## Records for the task:

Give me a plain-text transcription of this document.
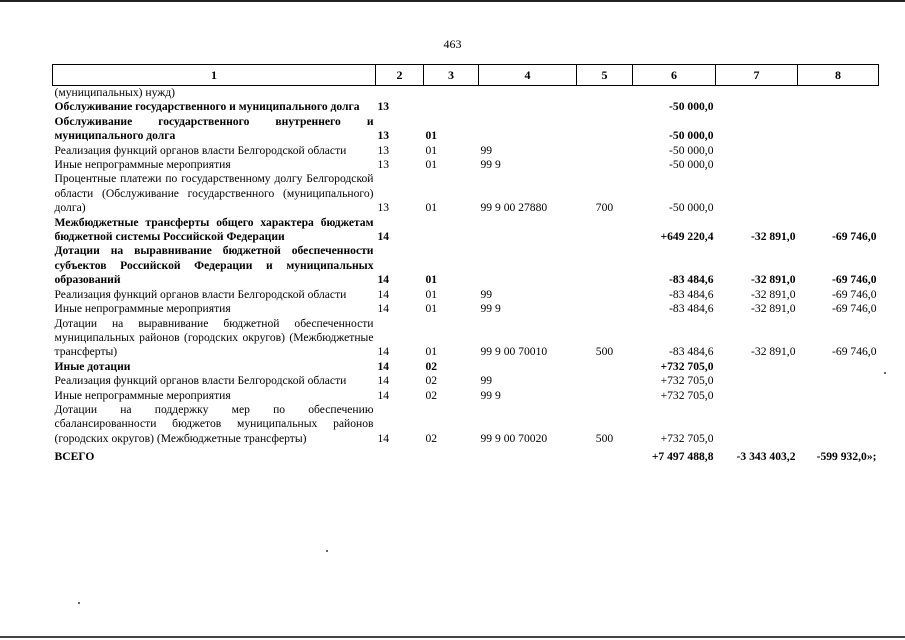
463
1	2	3	4	5	6	7	8
(муниципальных) нужд)							
Обслуживание государственного и муниципального долга	13				-50 000,0		
Обслуживание государственного внутреннего и муниципального долга	13	01			-50 000,0		
Реализация функций органов власти Белгородской области	13	01	99		-50 000,0		
Иные непрограммные мероприятия	13	01	99 9		-50 000,0		
Процентные платежи по государственному долгу Белгородской области (Обслуживание государственного (муниципального) долга)	13	01	99 9 00 27880	700	-50 000,0		
Межбюджетные трансферты общего характера бюджетам бюджетной системы Российской Федерации	14				+649 220,4	-32 891,0	-69 746,0
Дотации на выравнивание бюджетной обеспеченности субъектов Российской Федерации и муниципальных образований	14	01			-83 484,6	-32 891,0	-69 746,0
Реализация функций органов власти Белгородской области	14	01	99		-83 484,6	-32 891,0	-69 746,0
Иные непрограммные мероприятия	14	01	99 9		-83 484,6	-32 891,0	-69 746,0
Дотации на выравнивание бюджетной обеспеченности муниципальных районов (городских округов) (Межбюджетные трансферты)	14	01	99 9 00 70010	500	-83 484,6	-32 891,0	-69 746,0
Иные дотации	14	02			+732 705,0		
Реализация функций органов власти Белгородской области	14	02	99		+732 705,0		
Иные непрограммные мероприятия	14	02	99 9		+732 705,0		
Дотации на поддержку мер по обеспечению сбалансированности бюджетов муниципальных районов (городских округов) (Межбюджетные трансферты)	14	02	99 9 00 70020	500	+732 705,0		
ВСЕГО					+7 497 488,8	-3 343 403,2	-599 932,0»;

## Exercise goal:
Check all the records above and select each line where the string "Российской" is found.

## Result for this exercise:
Межбюджетные трансферты общего характера бюджетам бюджетной системы Российской Федерации	14				+649 220,4	-32 891,0	-69 746,0
Дотации на выравнивание бюджетной обеспеченности субъектов Российской Федерации и муниципальных образований	14	01			-83 484,6	-32 891,0	-69 746,0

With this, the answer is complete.